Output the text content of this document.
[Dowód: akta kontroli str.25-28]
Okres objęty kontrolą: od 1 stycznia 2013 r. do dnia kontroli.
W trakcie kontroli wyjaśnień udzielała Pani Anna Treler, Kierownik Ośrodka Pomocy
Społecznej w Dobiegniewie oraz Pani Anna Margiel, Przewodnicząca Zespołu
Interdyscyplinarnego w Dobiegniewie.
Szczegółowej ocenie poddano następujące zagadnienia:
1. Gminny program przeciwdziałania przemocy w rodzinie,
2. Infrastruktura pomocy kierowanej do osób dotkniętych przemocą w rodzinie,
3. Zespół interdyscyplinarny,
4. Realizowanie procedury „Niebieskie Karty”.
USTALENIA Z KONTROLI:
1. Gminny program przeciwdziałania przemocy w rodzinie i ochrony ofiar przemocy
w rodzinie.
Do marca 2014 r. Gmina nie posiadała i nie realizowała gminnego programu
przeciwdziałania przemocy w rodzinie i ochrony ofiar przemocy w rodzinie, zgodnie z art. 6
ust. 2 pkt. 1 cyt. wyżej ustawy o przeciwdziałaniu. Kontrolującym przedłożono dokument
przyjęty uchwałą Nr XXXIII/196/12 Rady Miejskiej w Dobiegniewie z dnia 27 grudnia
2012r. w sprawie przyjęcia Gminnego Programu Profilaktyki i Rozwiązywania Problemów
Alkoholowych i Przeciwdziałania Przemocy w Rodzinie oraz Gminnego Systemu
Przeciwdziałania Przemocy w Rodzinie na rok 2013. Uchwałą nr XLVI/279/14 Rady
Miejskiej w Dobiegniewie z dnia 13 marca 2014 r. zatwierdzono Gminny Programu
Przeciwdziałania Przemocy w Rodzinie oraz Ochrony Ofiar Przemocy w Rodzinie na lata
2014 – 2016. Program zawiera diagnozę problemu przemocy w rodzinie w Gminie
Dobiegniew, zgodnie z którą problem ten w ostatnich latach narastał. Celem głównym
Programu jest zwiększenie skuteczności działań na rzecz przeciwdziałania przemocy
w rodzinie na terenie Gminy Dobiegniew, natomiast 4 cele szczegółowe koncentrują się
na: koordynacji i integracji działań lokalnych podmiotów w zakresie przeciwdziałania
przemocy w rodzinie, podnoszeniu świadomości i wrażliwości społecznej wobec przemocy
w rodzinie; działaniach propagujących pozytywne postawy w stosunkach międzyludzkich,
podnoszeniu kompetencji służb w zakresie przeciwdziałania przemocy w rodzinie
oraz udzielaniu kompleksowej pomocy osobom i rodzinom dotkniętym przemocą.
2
+--
What you need to do: Check each line of the data above for the word "zgodnie", then state how many lines have it. Give the number alone.

Completed exercise: 2